◆ **Supplied data**:
[Begin]

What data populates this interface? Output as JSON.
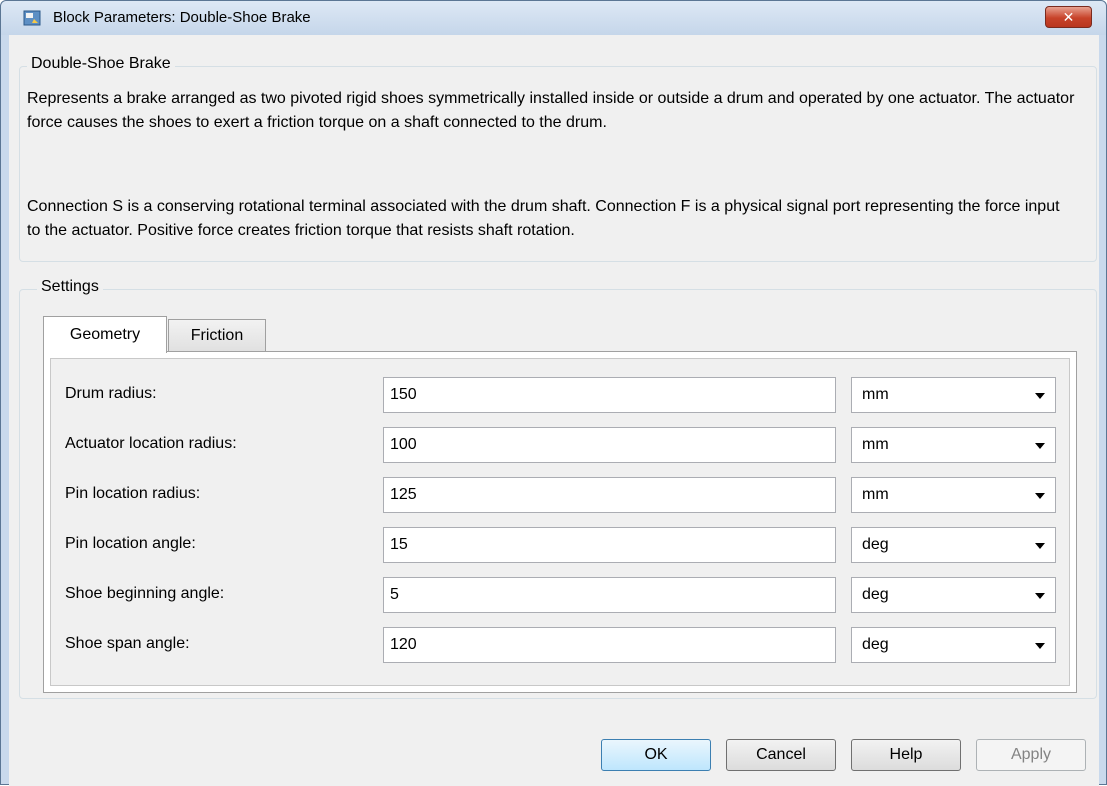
{
  "window": {
    "title": "Block Parameters: Double-Shoe Brake",
    "close_glyph": "✕"
  },
  "block": {
    "legend": "Double-Shoe Brake",
    "description_1": "Represents a brake arranged as two pivoted rigid shoes symmetrically installed inside or outside a drum and operated by one actuator. The actuator force causes the shoes to exert a friction torque on a shaft connected to the drum.",
    "description_2": "Connection S is a conserving rotational terminal associated with the drum shaft. Connection F is a physical signal port representing the force input to the actuator. Positive force creates friction torque that resists shaft rotation."
  },
  "settings": {
    "legend": "Settings",
    "tabs": [
      {
        "label": "Geometry",
        "active": true
      },
      {
        "label": "Friction",
        "active": false
      }
    ],
    "params": [
      {
        "label": "Drum radius:",
        "value": "150",
        "unit": "mm"
      },
      {
        "label": "Actuator location radius:",
        "value": "100",
        "unit": "mm"
      },
      {
        "label": "Pin location radius:",
        "value": "125",
        "unit": "mm"
      },
      {
        "label": "Pin location angle:",
        "value": "15",
        "unit": "deg"
      },
      {
        "label": "Shoe beginning angle:",
        "value": "5",
        "unit": "deg"
      },
      {
        "label": "Shoe span angle:",
        "value": "120",
        "unit": "deg"
      }
    ]
  },
  "buttons": {
    "ok": "OK",
    "cancel": "Cancel",
    "help": "Help",
    "apply": "Apply"
  },
  "colors": {
    "title_bar": "#c5d6ea",
    "close_button": "#c7432a",
    "default_button": "#bee6fd"
  },
  "icons": {
    "title": "simulink-block-icon",
    "close": "close-icon",
    "dropdown": "chevron-down-icon"
  }
}
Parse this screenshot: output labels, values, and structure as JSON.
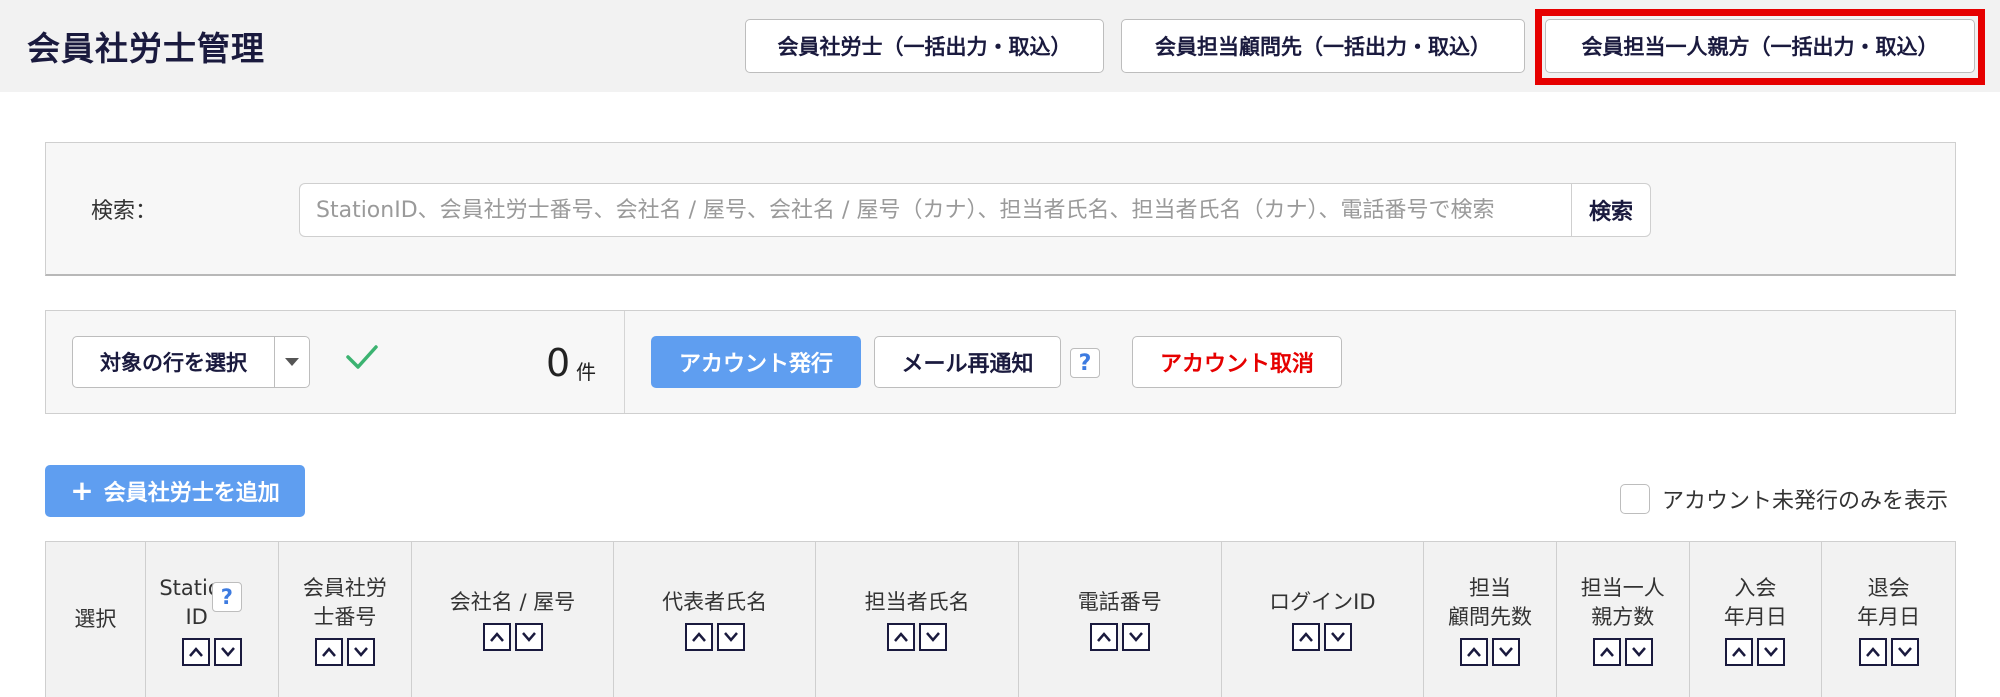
{
  "header": {
    "title": "会員社労士管理",
    "buttons": [
      "会員社労士（一括出力・取込）",
      "会員担当顧問先（一括出力・取込）",
      "会員担当一人親方（一括出力・取込）"
    ],
    "highlight_color": "#e60000"
  },
  "search": {
    "label": "検索：",
    "placeholder": "StationID、会員社労士番号、会社名 / 屋号、会社名 / 屋号（カナ）、担当者氏名、担当者氏名（カナ）、電話番号で検索",
    "button": "検索"
  },
  "actions": {
    "row_select": "対象の行を選択",
    "count": "0",
    "count_unit": "件",
    "issue_account": "アカウント発行",
    "resend_mail": "メール再通知",
    "help": "?",
    "cancel_account": "アカウント取消"
  },
  "add_button": "会員社労士を追加",
  "filter": {
    "label": "アカウント未発行のみを表示",
    "checked": false
  },
  "table": {
    "columns": [
      {
        "label": "選択",
        "sortable": false
      },
      {
        "label": "Station\nID",
        "sortable": true,
        "help": "?"
      },
      {
        "label": "会員社労\n士番号",
        "sortable": true
      },
      {
        "label": "会社名 / 屋号",
        "sortable": true
      },
      {
        "label": "代表者氏名",
        "sortable": true
      },
      {
        "label": "担当者氏名",
        "sortable": true
      },
      {
        "label": "電話番号",
        "sortable": true
      },
      {
        "label": "ログインID",
        "sortable": true
      },
      {
        "label": "担当\n顧問先数",
        "sortable": true
      },
      {
        "label": "担当一人\n親方数",
        "sortable": true
      },
      {
        "label": "入会\n年月日",
        "sortable": true
      },
      {
        "label": "退会\n年月日",
        "sortable": true
      }
    ]
  },
  "colors": {
    "primary": "#5f9ef0",
    "danger": "#e60000",
    "text_dark": "#1a1a3e",
    "check": "#3cb371"
  }
}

[End]

◆ **Written problem**: Pick out and copy the lines of the material that include the word "this".

◆ **Correct result**:
What data populates this interface? Output as JSON.
Parse this screenshot: output labels, values, and structure as JSON.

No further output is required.